- Text provided
'''

Does Fine-tuning by Reinforcement Learning Improve Generalization in Binary Speech Deepfake Detection?
Authors: Xin Wang, Ge Wanying, Junichi Yamagishi
Published: 2026-03-03 12:13:53+00:00
Comment: Submitted to Interspeech 2026; put on arxiv based on requirement of paper open-access rule; quote from Interspeech: "Interspeech no longer enforces an anonymity period for submissions. While uploading a version online is permitted, your official submission to Interspeech must not contain any author-identifying information"
AI Summary
This paper investigates the effectiveness of reinforcement learning, specifically Group Relative Policy Optimization (GRPO), for fine-tuning speech deepfake detection models to improve generalization to unseen attacks. Unlike conventional supervised fine-tuning (SFT), GRPO-based fine-tuning enhances performance on out-of-domain test sets while maintaining in-domain performance. Ablation studies suggest that the negative reward in GRPO is a crucial factor for this improvement.
Abstract
Building speech deepfake detection models that are generalizable to unseen attacks remains a challenging problem. Although the field has shifted toward a pre-training and fine-tuning paradigm using speech foundation models, most approaches rely solely on supervised fine-tuning (SFT). Inspired by the field of large language models, wherein reinforcement learning (RL) is used for model fine-tuning, we investigate the impact of RL, specifically Group Relative Policy Optimization (GRPO). The results from experiments using multiple detectors and test sets indicate that pure GRPO-based fine-tuning improves performance on out-of-domain test sets while maintaining performance on target-domain test data. This approach outperforms both SFT-only and hybrid setups. Our ablation studies further suggest that the negative reward in GRPO may be a key factor in this improvement.

'''

- Task requirements
Reproduce the full paper listing on reinforcement learning fine-tuning for speech deepfake detection word for word. These lines have no connection to the paper on reinforcement learning for speech deepfake detection.

(Document structure recognition records)
'''

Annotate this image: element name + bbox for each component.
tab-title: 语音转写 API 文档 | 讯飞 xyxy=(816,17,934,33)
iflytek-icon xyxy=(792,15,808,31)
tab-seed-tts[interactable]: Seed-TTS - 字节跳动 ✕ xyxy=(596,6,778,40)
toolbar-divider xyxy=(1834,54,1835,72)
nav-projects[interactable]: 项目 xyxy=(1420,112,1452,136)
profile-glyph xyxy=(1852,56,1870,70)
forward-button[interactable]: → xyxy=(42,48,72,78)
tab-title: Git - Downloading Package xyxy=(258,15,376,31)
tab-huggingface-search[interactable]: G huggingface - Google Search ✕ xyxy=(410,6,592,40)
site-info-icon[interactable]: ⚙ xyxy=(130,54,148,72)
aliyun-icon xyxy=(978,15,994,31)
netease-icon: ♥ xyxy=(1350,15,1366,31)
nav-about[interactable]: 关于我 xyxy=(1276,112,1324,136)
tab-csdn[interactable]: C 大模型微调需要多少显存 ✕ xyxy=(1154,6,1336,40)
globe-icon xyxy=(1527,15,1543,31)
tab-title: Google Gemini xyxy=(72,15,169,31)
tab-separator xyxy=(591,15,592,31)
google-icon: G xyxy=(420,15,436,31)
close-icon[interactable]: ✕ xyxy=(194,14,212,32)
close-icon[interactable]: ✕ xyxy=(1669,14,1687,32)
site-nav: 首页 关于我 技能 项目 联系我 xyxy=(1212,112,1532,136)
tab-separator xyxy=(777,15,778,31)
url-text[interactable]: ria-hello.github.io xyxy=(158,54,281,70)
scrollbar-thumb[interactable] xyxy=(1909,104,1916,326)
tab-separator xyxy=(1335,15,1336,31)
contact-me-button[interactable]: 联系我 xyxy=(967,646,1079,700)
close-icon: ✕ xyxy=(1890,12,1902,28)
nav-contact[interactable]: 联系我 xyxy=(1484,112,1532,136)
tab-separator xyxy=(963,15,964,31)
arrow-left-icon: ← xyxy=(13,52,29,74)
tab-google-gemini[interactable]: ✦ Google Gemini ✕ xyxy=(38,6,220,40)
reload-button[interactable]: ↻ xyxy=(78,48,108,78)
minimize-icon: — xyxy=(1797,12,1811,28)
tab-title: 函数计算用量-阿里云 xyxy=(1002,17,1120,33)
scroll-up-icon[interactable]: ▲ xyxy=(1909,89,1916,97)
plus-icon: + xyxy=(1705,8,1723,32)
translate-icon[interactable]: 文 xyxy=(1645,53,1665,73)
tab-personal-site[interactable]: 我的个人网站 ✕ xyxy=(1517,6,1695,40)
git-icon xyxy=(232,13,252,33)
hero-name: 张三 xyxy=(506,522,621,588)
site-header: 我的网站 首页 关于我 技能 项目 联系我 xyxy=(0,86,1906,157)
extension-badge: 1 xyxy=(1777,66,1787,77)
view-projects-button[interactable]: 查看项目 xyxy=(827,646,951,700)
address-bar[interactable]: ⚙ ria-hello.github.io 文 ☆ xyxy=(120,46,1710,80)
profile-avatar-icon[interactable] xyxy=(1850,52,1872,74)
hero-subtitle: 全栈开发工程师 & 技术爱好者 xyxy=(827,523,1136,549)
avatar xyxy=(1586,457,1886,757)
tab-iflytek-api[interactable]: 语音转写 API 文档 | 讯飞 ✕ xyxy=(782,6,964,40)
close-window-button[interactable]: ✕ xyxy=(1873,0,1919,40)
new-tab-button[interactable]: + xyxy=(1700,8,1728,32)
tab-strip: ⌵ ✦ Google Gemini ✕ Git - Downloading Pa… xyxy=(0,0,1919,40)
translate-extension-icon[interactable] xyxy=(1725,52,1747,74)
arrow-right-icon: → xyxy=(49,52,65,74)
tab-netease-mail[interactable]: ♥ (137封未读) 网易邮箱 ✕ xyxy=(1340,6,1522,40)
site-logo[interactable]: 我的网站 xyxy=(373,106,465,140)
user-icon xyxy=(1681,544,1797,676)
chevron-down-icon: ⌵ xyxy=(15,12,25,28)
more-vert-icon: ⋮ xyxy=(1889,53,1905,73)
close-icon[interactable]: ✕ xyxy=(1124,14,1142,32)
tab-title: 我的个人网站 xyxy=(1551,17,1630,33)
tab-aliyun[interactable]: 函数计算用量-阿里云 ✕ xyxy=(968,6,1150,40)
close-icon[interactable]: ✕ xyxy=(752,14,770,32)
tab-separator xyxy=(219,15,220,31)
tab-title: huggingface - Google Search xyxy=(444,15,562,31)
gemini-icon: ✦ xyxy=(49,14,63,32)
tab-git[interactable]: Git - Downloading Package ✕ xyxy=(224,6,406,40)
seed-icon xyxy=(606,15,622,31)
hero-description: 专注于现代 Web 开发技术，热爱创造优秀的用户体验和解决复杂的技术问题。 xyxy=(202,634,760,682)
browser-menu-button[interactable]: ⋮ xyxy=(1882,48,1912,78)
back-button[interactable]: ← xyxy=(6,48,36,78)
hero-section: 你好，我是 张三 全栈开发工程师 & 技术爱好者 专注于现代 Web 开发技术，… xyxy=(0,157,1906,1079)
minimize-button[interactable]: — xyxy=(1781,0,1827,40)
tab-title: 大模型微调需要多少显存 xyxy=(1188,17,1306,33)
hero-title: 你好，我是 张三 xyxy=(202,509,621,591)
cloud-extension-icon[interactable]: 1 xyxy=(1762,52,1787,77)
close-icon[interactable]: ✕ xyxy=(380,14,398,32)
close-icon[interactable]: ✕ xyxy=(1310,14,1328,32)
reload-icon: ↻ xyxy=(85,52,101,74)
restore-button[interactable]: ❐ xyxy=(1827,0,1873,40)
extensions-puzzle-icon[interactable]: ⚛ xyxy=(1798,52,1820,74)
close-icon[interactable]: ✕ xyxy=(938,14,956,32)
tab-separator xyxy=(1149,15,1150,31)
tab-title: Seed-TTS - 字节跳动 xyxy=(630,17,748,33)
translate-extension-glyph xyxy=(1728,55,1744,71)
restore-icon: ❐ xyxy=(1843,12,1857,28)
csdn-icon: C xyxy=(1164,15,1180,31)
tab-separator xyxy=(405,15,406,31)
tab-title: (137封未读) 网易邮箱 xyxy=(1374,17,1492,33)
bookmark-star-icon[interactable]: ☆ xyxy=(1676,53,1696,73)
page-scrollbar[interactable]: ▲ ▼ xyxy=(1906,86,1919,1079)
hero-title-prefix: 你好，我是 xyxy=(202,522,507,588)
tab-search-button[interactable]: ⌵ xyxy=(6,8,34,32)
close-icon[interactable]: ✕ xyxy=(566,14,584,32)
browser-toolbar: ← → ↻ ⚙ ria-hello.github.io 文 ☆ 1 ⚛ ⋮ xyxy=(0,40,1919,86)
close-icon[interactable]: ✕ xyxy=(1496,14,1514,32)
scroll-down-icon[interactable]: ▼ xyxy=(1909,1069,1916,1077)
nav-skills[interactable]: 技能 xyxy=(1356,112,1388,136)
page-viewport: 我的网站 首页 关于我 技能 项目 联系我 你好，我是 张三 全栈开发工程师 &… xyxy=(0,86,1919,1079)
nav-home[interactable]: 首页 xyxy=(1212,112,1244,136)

'''

- Written response
Does Fine-tuning by Reinforcement Learning Improve Generalization in Binary Speech Deepfake Detection?
Authors: Xin Wang, Ge Wanying, Junichi Yamagishi
Published: 2026-03-03 12:13:53+00:00
Comment: Submitted to Interspeech 2026; put on arxiv based on requirement of paper open-access rule; quote from Interspeech: "Interspeech no longer enforces an anonymity period for submissions. While uploading a version online is permitted, your official submission to Interspeech must not contain any author-identifying information"
AI Summary
This paper investigates the effectiveness of reinforcement learning, specifically Group Relative Policy Optimization (GRPO), for fine-tuning speech deepfake detection models to improve generalization to unseen attacks. Unlike conventional supervised fine-tuning (SFT), GRPO-based fine-tuning enhances performance on out-of-domain test sets while maintaining in-domain performance. Ablation studies suggest that the negative reward in GRPO is a crucial factor for this improvement.
Abstract
Building speech deepfake detection models that are generalizable to unseen attacks remains a challenging problem. Although the field has shifted toward a pre-training and fine-tuning paradigm using speech foundation models, most approaches rely solely on supervised fine-tuning (SFT). Inspired by the field of large language models, wherein reinforcement learning (RL) is used for model fine-tuning, we investigate the impact of RL, specifically Group Relative Policy Optimization (GRPO). The results from experiments using multiple detectors and test sets indicate that pure GRPO-based fine-tuning improves performance on out-of-domain test sets while maintaining performance on target-domain test data. This approach outperforms both SFT-only and hybrid setups. Our ablation studies further suggest that the negative reward in GRPO may be a key factor in this improvement.